EXERCISE
List all the lines in these records that hold "przyspieszenia".

Extracted data entries
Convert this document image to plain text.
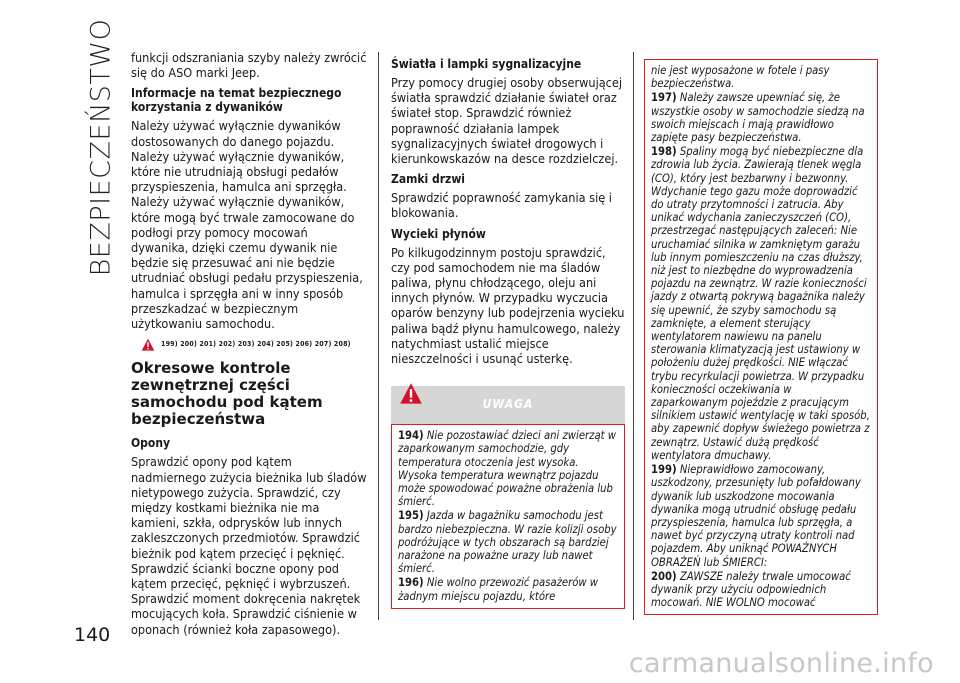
BEZPIECZEŃSTWO funkcji odszraniania szyby należy zwrócić się do ASO marki Jeep.

Informacje na temat bezpiecznego korzystania z dywaników

Należy używać wyłącznie dywaników dostosowanych do danego pojazdu. Należy używać wyłącznie dywaników, które nie utrudniają obsługi pedałów przyspieszenia, hamulca ani sprzęgła. Należy używać wyłącznie dywaników, które mogą być trwale zamocowane do podłogi przy pomocy mocowań dywanika, dzięki czemu dywanik nie będzie się przesuwać ani nie będzie utrudniać obsługi pedału przyspieszenia, hamulca i sprzęgła ani w inny sposób przeszkadzać w bezpiecznym użytkowaniu samochodu.

199) 200) 201) 202) 203) 204) 205) 206) 207) 208)
Okresowe kontrole zewnętrznej części samochodu pod kątem bezpieczeństwa
Opony

Sprawdzić opony pod kątem nadmiernego zużycia bieżnika lub śladów nietypowego zużycia. Sprawdzić, czy między kostkami bieżnika nie ma kamieni, szkła, odprysków lub innych zakleszczonych przedmiotów. Sprawdzić bieżnik pod kątem przecięć i pęknięć. Sprawdzić ścianki boczne opony pod kątem przecięć, pęknięć i wybrzuszeń. Sprawdzić moment dokręcenia nakrętek mocujących koła. Sprawdzić ciśnienie w oponach (również koła zapasowego).

Światła i lampki sygnalizacyjne

Przy pomocy drugiej osoby obserwującej światła sprawdzić działanie świateł oraz świateł stop. Sprawdzić również poprawność działania lampek sygnalizacyjnych świateł drogowych i kierunkowskazów na desce rozdzielczej.

Zamki drzwi

Sprawdzić poprawność zamykania się i blokowania.

Wycieki płynów

Po kilkugodzinnym postoju sprawdzić, czy pod samochodem nie ma śladów paliwa, płynu chłodzącego, oleju ani innych płynów. W przypadku wyczucia oparów benzyny lub podejrzenia wycieku paliwa bądź płynu hamulcowego, należy natychmiast ustalić miejsce nieszczelności i usunąć usterkę.

UWAGA
194) Nie pozostawiać dzieci ani zwierząt w zaparkowanym samochodzie, gdy temperatura otoczenia jest wysoka. Wysoka temperatura wewnątrz pojazdu może spowodować poważne obrażenia lub śmierć.
195) Jazda w bagażniku samochodu jest bardzo niebezpieczna. W razie kolizji osoby podróżujące w tych obszarach są bardziej narażone na poważne urazy lub nawet śmierć.
196) Nie wolno przewozić pasażerów w żadnym miejscu pojazdu, które
nie jest wyposażone w fotele i pasy bezpieczeństwa.
197) Należy zawsze upewniać się, że wszystkie osoby w samochodzie siedzą na swoich miejscach i mają prawidłowo zapięte pasy bezpieczeństwa.
198) Spaliny mogą być niebezpieczne dla zdrowia lub życia. Zawierają tlenek węgla (CO), który jest bezbarwny i bezwonny. Wdychanie tego gazu może doprowadzić do utraty przytomności i zatrucia. Aby unikać wdychania zanieczyszczeń (CO), przestrzegać następujących zaleceń: Nie uruchamiać silnika w zamkniętym garażu lub innym pomieszczeniu na czas dłuższy, niż jest to niezbędne do wyprowadzenia pojazdu na zewnątrz. W razie konieczności jazdy z otwartą pokrywą bagażnika należy się upewnić, że szyby samochodu są zamknięte, a element sterujący wentylatorem nawiewu na panelu sterowania klimatyzacją jest ustawiony w położeniu dużej prędkości. NIE włączać trybu recyrkulacji powietrza. W przypadku konieczności oczekiwania w zaparkowanym pojeździe z pracującym silnikiem ustawić wentylację w taki sposób, aby zapewnić dopływ świeżego powietrza z zewnątrz. Ustawić dużą prędkość wentylatora dmuchawy.
199) Nieprawidłowo zamocowany, uszkodzony, przesunięty lub pofałdowany dywanik lub uszkodzone mocowania dywanika mogą utrudnić obsługę pedału przyspieszenia, hamulca lub sprzęgła, a nawet być przyczyną utraty kontroli nad pojazdem. Aby uniknąć POWAŻNYCH OBRAŻEŃ lub ŚMIERCI:
200) ZAWSZE należy trwale umocować dywanik przy użyciu odpowiednich mocowań. NIE WOLNO mocować
140
carmanualsonline.info
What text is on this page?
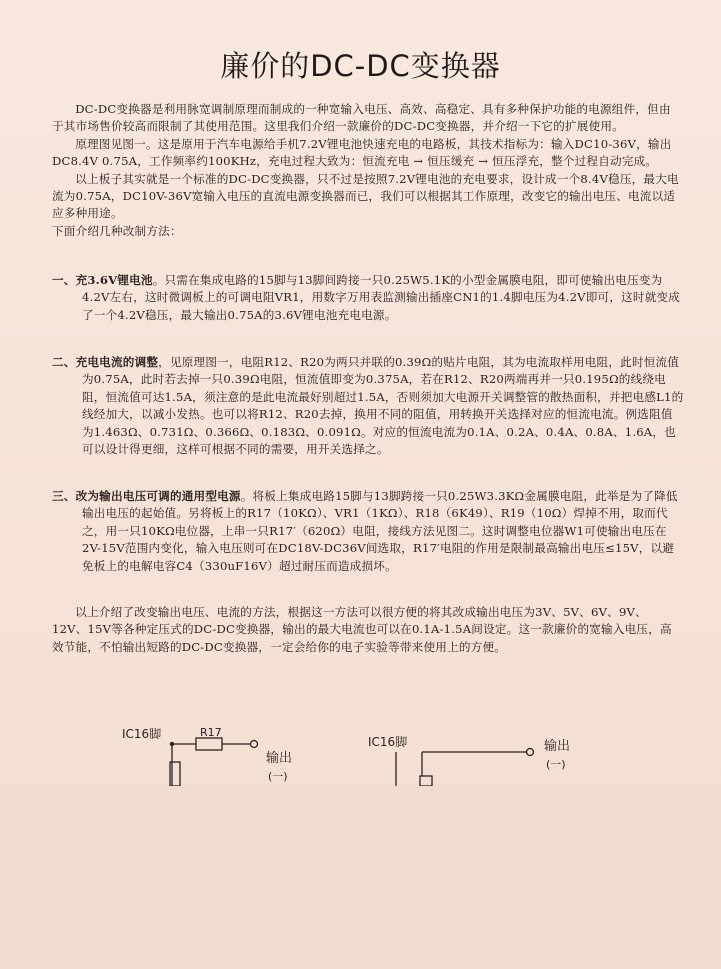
廉价的DC-DC变换器

DC-DC变换器是利用脉宽调制原理而制成的一种宽输入电压、高效、高稳定、具有多种保护功能的电源组件，但由于其市场售价较高而限制了其使用范围。这里我们介绍一款廉价的DC-DC变换器，并介绍一下它的扩展使用。

原理图见图一。这是原用于汽车电源给手机7.2V锂电池快速充电的电路板，其技术指标为：输入DC10-36V，输出DC8.4V 0.75A，工作频率约100KHz，充电过程大致为：恒流充电 → 恒压缓充 → 恒压浮充，整个过程自动完成。

以上板子其实就是一个标准的DC-DC变换器，只不过是按照7.2V锂电池的充电要求，设计成一个8.4V稳压，最大电流为0.75A，DC10V-36V宽输入电压的直流电源变换器而已，我们可以根据其工作原理，改变它的输出电压、电流以适应多种用途。

下面介绍几种改制方法：

一、充3.6V锂电池。只需在集成电路的15脚与13脚间跨接一只0.25W5.1K的小型金属膜电阻，即可使输出电压变为4.2V左右，这时微调板上的可调电阻VR1，用数字万用表监测输出插座CN1的1.4脚电压为4.2V即可，这时就变成了一个4.2V稳压，最大输出0.75A的3.6V锂电池充电电源。

二、充电电流的调整，见原理图一，电阻R12、R20为两只并联的0.39Ω的贴片电阻，其为电流取样用电阻，此时恒流值为0.75A，此时若去掉一只0.39Ω电阻，恒流值即变为0.375A，若在R12、R20两端再并一只0.195Ω的线绕电阻，恒流值可达1.5A，须注意的是此电流最好别超过1.5A，否则须加大电源开关调整管的散热面积，并把电感L1的线经加大，以减小发热。也可以将R12、R20去掉，换用不同的阻值，用转换开关选择对应的恒流电流。例选阻值为1.463Ω、0.731Ω、0.366Ω、0.183Ω、0.091Ω。对应的恒流电流为0.1A、0.2A、0.4A、0.8A、1.6A，也可以设计得更细，这样可根据不同的需要，用开关选择之。

三、改为输出电压可调的通用型电源。将板上集成电路15脚与13脚跨接一只0.25W3.3KΩ金属膜电阻，此举是为了降低输出电压的起始值。另将板上的R17（10KΩ）、VR1（1KΩ）、R18（6K49）、R19（10Ω）焊掉不用，取而代之，用一只10KΩ电位器，上串一只R17′（620Ω）电阻，接线方法见图二。这时调整电位器W1可使输出电压在2V-15V范围内变化，输入电压则可在DC18V-DC36V间选取，R17′电阻的作用是限制最高输出电压≤15V，以避免板上的电解电容C4（330uF16V）超过耐压而造成损坏。

以上介绍了改变输出电压、电流的方法，根据这一方法可以很方便的将其改成输出电压为3V、5V、6V、9V、12V、15V等各种定压式的DC-DC变换器，输出的最大电流也可以在0.1A-1.5A间设定。这一款廉价的宽输入电压，高效节能，不怕输出短路的DC-DC变换器，一定会给你的电子实验等带来使用上的方便。

IC16脚	R17
输出
(一)
IC16脚	输出
(一)
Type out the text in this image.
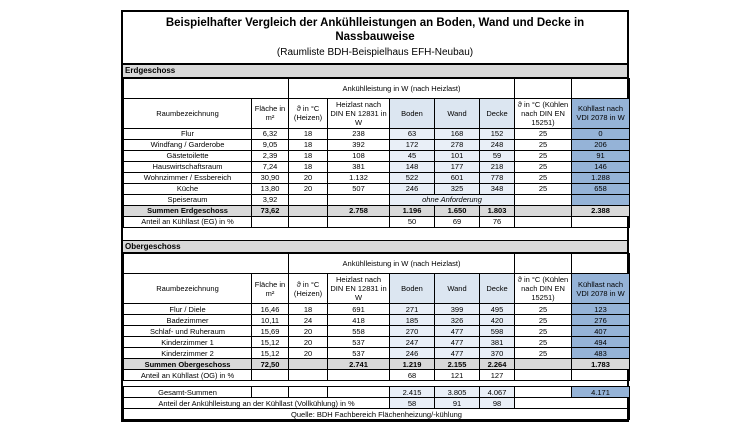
Beispielhafter Vergleich der Ankühlleistungen an Boden, Wand und Decke in Nassbauweise
(Raumliste BDH-Beispielhaus EFH-Neubau)
Erdgeschoss
		Ankühlleistung in W (nach Heizlast)						
Raumbezeichnung	Fläche in m²	ϑ in °C (Heizen)	Heizlast nach DIN EN 12831 in W	Boden	Wand	Decke	ϑ in °C (Kühlen nach DIN EN 15251)	Kühllast nach VDI 2078 in W
Flur	6,32	18	238	63	168	152	25	0
Windfang / Garderobe	9,05	18	392	172	278	248	25	206
Gästetoilette	2,39	18	108	45	101	59	25	91
Hauswirtschaftsraum	7,24	18	381	148	177	218	25	146
Wohnzimmer / Essbereich	30,90	20	1.132	522	601	778	25	1.288
Küche	13,80	20	507	246	325	348	25	658
Speiseraum	3,92			ohne Anforderung				
Summen Erdgeschoss	73,62		2.758	1.196	1.650	1.803		2.388
Anteil an Kühllast (EG) in %				50	69	76		
Obergeschoss
		Ankühlleistung in W (nach Heizlast)						
Raumbezeichnung	Fläche in m²	ϑ in °C (Heizen)	Heizlast nach DIN EN 12831 in W	Boden	Wand	Decke	ϑ in °C (Kühlen nach DIN EN 15251)	Kühllast nach VDI 2078 in W
Flur / Diele	16,46	18	691	271	399	495	25	123
Badezimmer	10,11	24	418	185	326	420	25	276
Schlaf- und Ruheraum	15,69	20	558	270	477	598	25	407
Kinderzimmer 1	15,12	20	537	247	477	381	25	494
Kinderzimmer 2	15,12	20	537	246	477	370	25	483
Summen Obergeschoss	72,50		2.741	1.219	2.155	2.264		1.783
Anteil an Kühllast (OG) in %				68	121	127		
Gesamt-Summen				2.415	3.805	4.067		4.171
Anteil der Ankühlleistung an der Kühllast (Vollkühlung) in %				58	91	98		
Quelle: BDH Fachbereich Flächenheizung/-kühlung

SOLUTION TO THIS TASK
Należy używać wyłącznie dywaników dostosowanych do danego pojazdu. Należy używać wyłącznie dywaników, które nie utrudniają obsługi pedałów przyspieszenia, hamulca ani sprzęgła. Należy używać wyłącznie dywaników, które mogą być trwale zamocowane do podłogi przy pomocy mocowań dywanika, dzięki czemu dywanik nie będzie się przesuwać ani nie będzie utrudniać obsługi pedału przyspieszenia, hamulca i sprzęgła ani w inny sposób przeszkadzać w bezpiecznym użytkowaniu samochodu.
199) Nieprawidłowo zamocowany, uszkodzony, przesunięty lub pofałdowany dywanik lub uszkodzone mocowania dywanika mogą utrudnić obsługę pedału przyspieszenia, hamulca lub sprzęgła, a nawet być przyczyną utraty kontroli nad pojazdem. Aby uniknąć POWAŻNYCH OBRAŻEŃ lub ŚMIERCI:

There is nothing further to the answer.